_WRITTEN TASK_: Reproduce verbatim every line of the records from the one containing "eu-stars-icon (234, 336, 338, 404)" down to the one containing "logo-art: Art (804, 1255, 838, 1283)", including both of those lines.

## start RECORD SET

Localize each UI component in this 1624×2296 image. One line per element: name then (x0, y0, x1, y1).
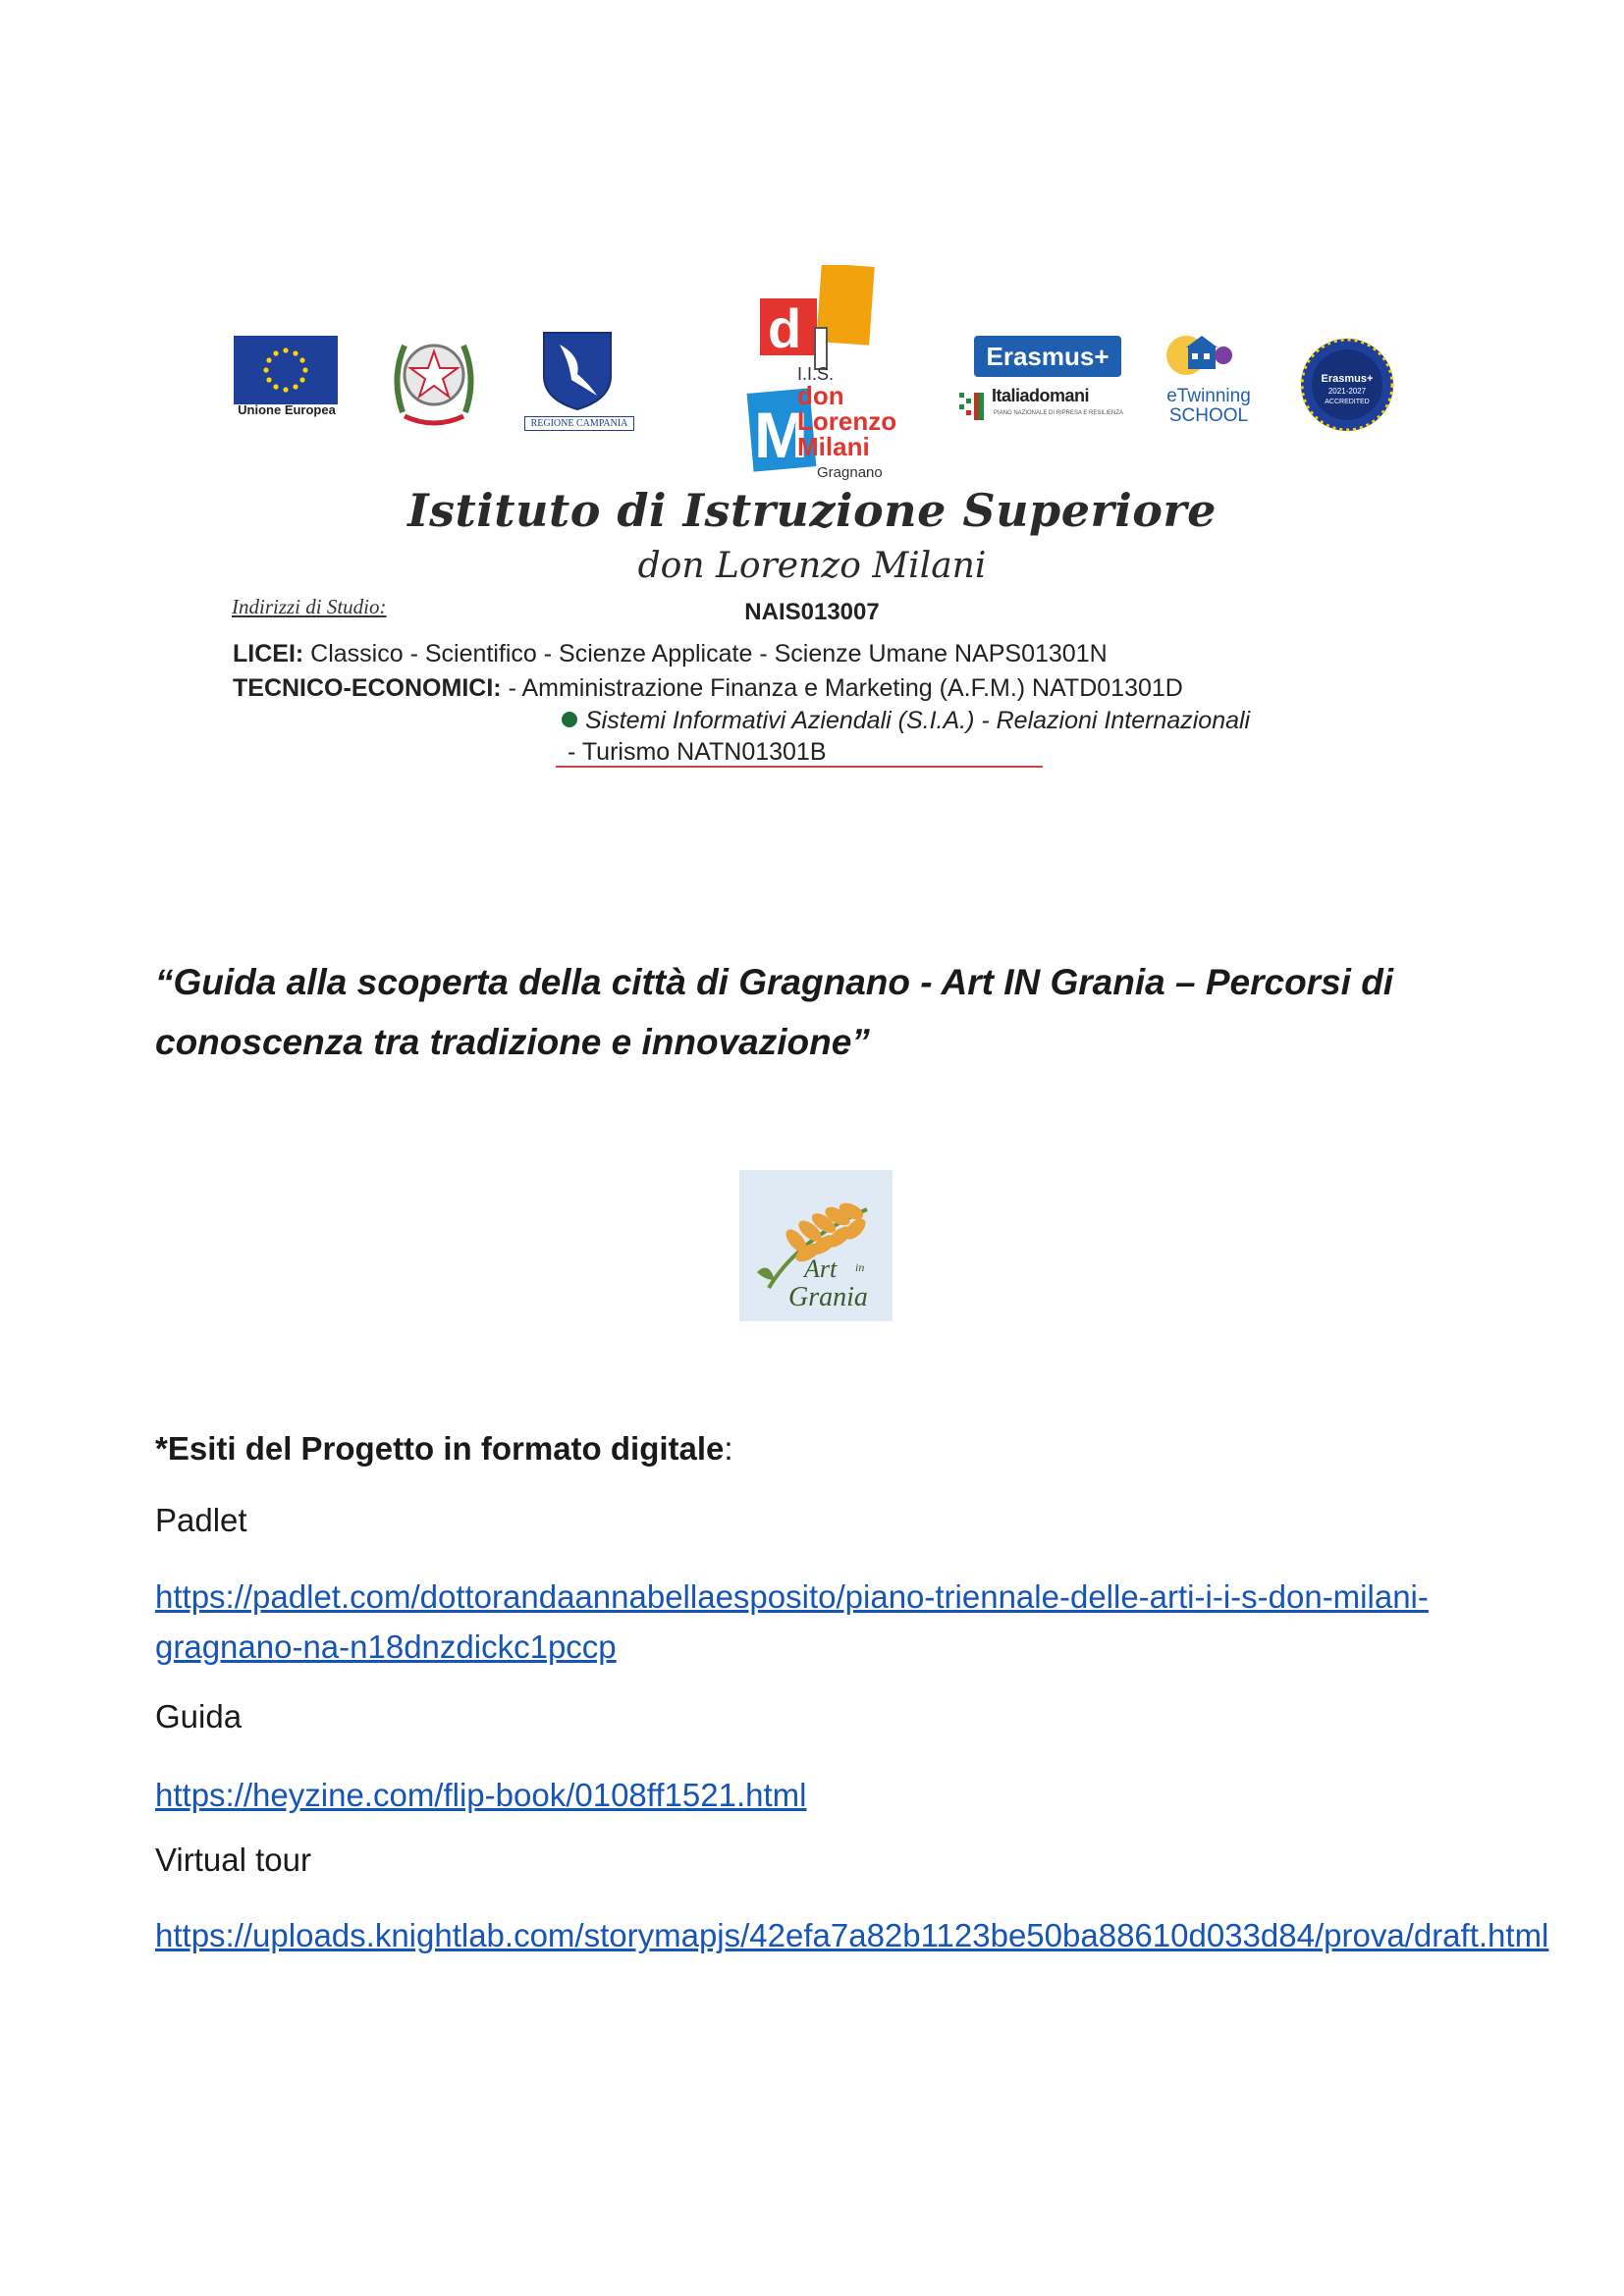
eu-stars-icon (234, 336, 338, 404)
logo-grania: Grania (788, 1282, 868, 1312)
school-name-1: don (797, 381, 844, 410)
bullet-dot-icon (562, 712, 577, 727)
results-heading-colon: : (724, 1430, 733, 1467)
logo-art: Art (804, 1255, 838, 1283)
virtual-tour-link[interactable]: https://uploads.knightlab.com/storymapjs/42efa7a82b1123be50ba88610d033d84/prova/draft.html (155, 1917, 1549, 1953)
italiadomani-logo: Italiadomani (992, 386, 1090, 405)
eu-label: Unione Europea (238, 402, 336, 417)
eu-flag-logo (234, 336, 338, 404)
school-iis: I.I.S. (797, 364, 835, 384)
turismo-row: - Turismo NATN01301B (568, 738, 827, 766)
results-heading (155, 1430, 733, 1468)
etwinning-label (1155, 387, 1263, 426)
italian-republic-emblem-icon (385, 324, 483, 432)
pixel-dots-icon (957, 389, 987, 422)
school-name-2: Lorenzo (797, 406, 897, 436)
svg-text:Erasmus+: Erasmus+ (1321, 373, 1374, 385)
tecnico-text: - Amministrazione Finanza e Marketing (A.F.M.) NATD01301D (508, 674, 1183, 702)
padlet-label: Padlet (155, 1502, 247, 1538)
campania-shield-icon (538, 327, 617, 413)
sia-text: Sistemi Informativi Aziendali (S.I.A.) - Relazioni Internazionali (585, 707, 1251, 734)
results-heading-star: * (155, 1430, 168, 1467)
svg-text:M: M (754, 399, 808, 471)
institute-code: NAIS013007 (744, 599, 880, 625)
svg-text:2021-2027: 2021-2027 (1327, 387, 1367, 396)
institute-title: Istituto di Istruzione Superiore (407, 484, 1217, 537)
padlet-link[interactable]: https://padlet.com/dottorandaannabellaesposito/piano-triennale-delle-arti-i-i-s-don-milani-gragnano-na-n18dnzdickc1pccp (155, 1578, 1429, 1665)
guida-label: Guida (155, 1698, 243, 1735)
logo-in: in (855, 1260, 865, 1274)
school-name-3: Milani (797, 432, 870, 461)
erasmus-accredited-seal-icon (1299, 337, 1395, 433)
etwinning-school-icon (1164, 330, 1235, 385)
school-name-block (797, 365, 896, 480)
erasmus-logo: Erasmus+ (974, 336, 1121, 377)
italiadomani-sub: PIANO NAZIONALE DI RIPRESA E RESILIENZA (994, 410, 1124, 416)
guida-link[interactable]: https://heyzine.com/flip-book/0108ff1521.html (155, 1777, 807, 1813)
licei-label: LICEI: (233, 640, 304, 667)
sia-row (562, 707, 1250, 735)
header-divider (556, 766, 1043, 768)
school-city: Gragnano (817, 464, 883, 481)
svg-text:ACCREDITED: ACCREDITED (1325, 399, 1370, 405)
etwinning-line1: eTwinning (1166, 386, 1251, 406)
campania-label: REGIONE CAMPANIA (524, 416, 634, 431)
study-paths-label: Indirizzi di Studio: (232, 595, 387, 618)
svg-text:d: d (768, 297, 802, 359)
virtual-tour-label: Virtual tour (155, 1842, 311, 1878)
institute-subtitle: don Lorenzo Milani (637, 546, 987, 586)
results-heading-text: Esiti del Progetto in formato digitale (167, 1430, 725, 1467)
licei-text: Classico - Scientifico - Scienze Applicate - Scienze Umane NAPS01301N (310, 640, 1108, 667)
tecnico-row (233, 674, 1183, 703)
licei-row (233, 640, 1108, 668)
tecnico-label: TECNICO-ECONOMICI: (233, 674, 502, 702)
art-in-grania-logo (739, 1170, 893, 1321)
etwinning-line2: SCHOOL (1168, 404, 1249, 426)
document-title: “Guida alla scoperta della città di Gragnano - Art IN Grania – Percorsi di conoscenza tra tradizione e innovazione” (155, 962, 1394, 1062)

## end RECORD SET
## start RECORD SET

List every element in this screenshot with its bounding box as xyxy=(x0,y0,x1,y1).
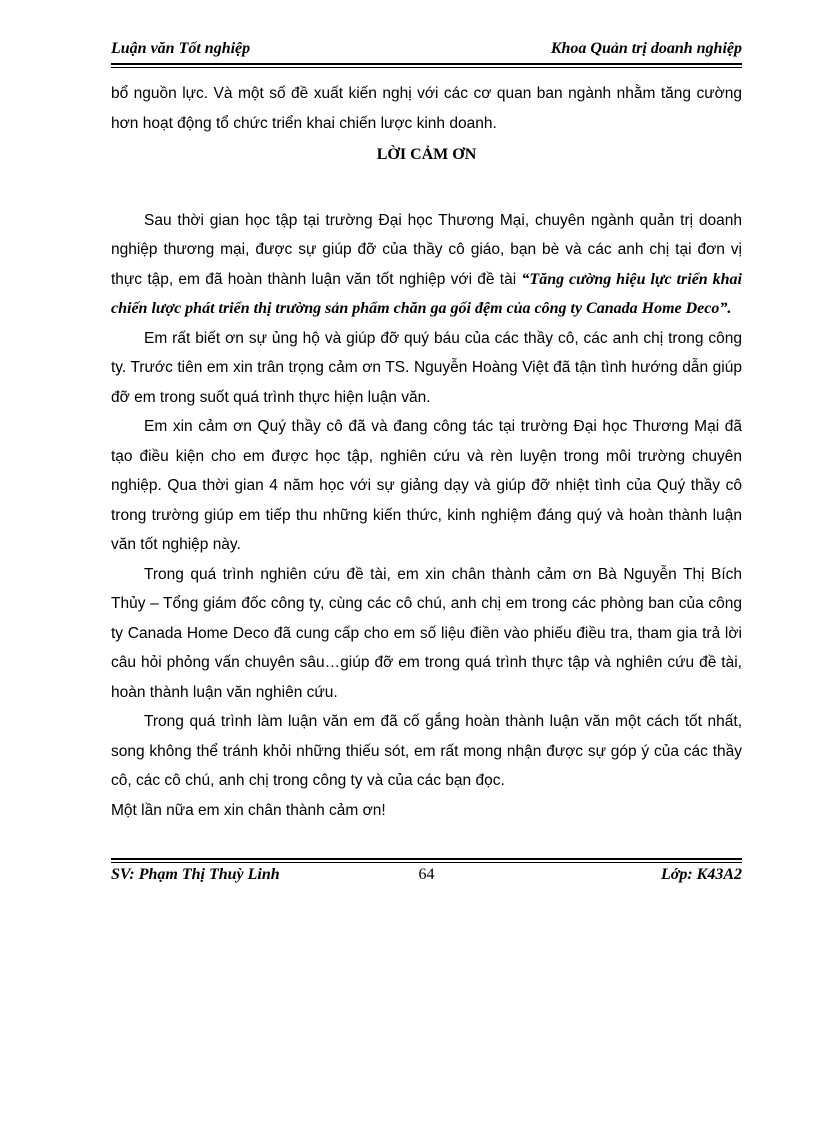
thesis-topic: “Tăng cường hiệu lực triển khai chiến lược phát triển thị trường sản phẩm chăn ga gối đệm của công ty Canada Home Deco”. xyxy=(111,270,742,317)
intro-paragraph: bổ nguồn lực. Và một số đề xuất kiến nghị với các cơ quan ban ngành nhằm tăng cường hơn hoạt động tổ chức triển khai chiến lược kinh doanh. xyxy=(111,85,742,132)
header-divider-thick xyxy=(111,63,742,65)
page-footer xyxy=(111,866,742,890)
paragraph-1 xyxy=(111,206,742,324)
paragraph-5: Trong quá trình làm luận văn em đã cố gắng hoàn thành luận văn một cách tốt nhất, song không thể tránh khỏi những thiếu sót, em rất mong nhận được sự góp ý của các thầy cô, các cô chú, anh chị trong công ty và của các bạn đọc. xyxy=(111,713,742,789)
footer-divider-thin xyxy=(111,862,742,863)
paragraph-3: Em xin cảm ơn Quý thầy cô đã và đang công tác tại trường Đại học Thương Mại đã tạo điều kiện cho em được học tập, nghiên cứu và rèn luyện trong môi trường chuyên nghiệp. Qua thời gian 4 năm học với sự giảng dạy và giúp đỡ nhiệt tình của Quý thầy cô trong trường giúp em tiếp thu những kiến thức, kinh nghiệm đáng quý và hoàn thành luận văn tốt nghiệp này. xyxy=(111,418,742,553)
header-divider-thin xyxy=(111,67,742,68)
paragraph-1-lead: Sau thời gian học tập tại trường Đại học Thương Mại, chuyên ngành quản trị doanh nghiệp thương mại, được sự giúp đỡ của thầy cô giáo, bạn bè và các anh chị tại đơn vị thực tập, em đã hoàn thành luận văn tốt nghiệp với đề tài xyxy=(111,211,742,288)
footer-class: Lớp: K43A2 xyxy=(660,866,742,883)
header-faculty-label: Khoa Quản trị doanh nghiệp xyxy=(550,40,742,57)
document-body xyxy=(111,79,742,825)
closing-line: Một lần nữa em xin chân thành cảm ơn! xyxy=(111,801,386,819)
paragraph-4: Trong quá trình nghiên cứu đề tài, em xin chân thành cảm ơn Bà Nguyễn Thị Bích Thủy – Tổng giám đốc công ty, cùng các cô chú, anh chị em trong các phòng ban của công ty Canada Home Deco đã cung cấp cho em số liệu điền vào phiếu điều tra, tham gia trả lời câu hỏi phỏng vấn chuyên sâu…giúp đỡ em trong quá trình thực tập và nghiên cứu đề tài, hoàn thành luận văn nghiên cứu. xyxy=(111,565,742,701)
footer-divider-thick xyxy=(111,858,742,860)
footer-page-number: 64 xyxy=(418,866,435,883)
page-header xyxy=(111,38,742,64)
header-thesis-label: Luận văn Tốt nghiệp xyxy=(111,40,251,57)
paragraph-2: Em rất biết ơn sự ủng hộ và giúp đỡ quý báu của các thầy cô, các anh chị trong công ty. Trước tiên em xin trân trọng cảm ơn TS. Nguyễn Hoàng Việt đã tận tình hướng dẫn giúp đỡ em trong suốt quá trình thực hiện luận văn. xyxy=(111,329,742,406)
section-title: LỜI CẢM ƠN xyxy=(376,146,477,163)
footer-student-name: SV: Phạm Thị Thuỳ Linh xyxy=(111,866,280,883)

## end RECORD SET

_EXPECTED ANSWER_:
eu-stars-icon (234, 336, 338, 404)
logo-grania: Grania (788, 1282, 868, 1312)
school-name-1: don (797, 381, 844, 410)
bullet-dot-icon (562, 712, 577, 727)
results-heading-colon: : (724, 1430, 733, 1467)
logo-art: Art (804, 1255, 838, 1283)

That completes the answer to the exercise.